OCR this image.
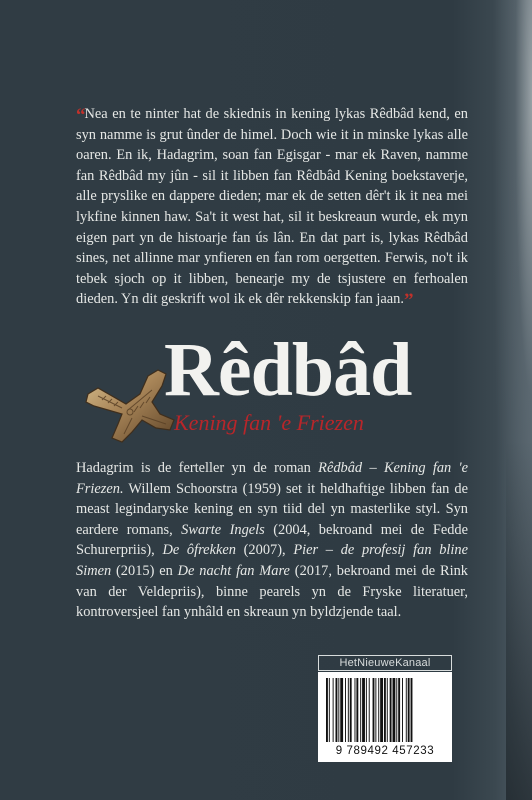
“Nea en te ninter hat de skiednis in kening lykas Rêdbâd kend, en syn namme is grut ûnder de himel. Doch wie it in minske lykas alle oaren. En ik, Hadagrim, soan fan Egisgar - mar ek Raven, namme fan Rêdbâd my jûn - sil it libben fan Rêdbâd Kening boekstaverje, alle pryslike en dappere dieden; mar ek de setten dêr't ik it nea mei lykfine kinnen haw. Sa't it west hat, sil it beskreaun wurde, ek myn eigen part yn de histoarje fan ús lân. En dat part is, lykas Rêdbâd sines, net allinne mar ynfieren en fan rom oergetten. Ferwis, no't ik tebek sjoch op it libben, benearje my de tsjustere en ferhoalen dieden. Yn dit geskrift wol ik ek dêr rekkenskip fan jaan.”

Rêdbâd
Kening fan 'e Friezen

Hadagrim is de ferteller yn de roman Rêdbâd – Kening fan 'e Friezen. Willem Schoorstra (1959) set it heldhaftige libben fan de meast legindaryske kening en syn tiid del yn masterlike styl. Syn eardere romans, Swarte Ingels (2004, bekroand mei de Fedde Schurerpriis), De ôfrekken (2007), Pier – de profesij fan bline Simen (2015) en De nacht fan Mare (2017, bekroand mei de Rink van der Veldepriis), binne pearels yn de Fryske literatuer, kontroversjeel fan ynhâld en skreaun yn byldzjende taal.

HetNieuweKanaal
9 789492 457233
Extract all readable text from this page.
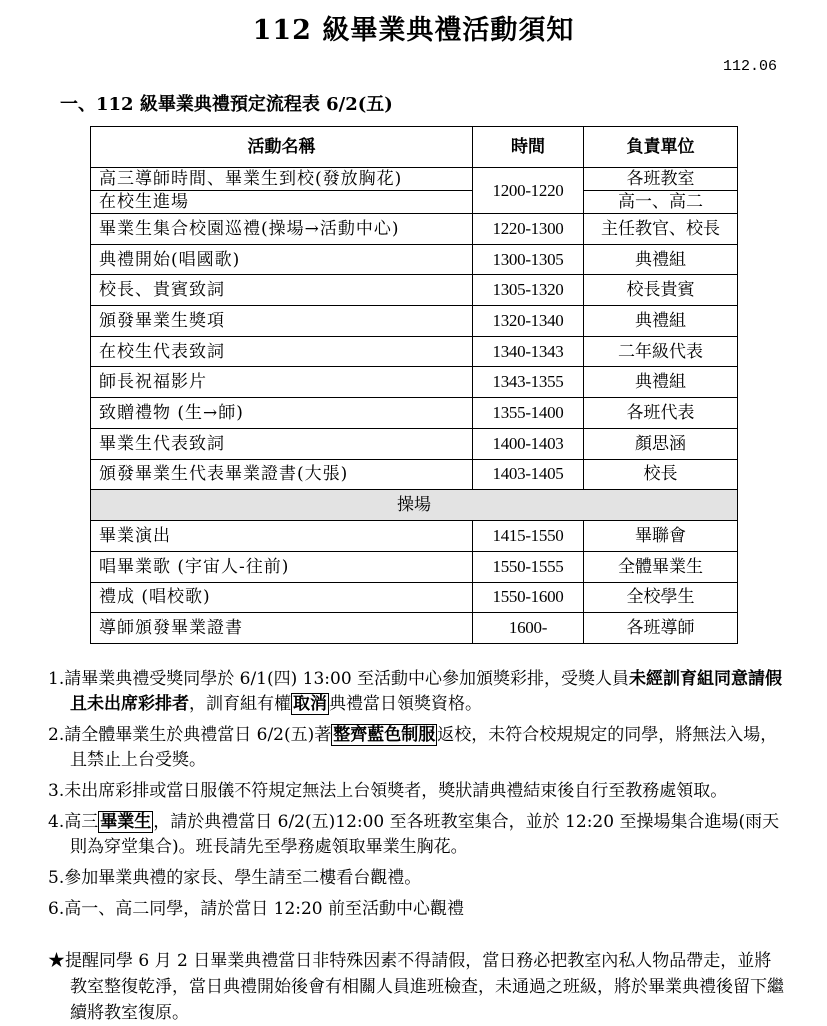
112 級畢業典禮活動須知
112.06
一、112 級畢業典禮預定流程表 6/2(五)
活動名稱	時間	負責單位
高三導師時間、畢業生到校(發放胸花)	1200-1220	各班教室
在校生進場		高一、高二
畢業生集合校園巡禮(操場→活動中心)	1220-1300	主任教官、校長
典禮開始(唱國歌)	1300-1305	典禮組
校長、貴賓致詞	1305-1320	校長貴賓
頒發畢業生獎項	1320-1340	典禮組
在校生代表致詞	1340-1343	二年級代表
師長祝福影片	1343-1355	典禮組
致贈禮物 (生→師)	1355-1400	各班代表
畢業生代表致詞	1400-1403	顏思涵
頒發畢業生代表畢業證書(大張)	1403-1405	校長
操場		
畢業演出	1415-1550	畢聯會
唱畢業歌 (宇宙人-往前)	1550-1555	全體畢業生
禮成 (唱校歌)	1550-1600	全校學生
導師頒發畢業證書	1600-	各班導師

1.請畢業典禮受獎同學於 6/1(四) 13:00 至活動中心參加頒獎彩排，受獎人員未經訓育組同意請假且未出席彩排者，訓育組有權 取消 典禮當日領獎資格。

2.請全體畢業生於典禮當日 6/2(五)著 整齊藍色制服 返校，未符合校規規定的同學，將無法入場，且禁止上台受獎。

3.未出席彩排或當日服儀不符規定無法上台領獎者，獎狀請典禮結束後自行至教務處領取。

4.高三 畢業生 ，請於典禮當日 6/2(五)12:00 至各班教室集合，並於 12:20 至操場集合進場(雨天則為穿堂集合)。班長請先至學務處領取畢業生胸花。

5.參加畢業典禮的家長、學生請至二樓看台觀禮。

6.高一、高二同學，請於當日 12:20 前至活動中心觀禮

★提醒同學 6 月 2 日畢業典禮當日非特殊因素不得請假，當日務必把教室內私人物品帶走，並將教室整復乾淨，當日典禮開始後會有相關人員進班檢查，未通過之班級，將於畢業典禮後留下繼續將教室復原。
⁂
**Aim:**
Gather all lines with the string "Friezen" from the data.

**Solution to this task:**
Kening fan 'e Friezen
Hadagrim is de ferteller yn de roman Rêdbâd – Kening fan 'e Friezen. Willem Schoorstra (1959) set it heldhaftige libben fan de meast legindaryske kening en syn tiid del yn masterlike styl. Syn eardere romans, Swarte Ingels (2004, bekroand mei de Fedde Schurerpriis), De ôfrekken (2007), Pier – de profesij fan bline Simen (2015) en De nacht fan Mare (2017, bekroand mei de Rink van der Veldepriis), binne pearels yn de Fryske literatuer, kontroversjeel fan ynhâld en skreaun yn byldzjende taal.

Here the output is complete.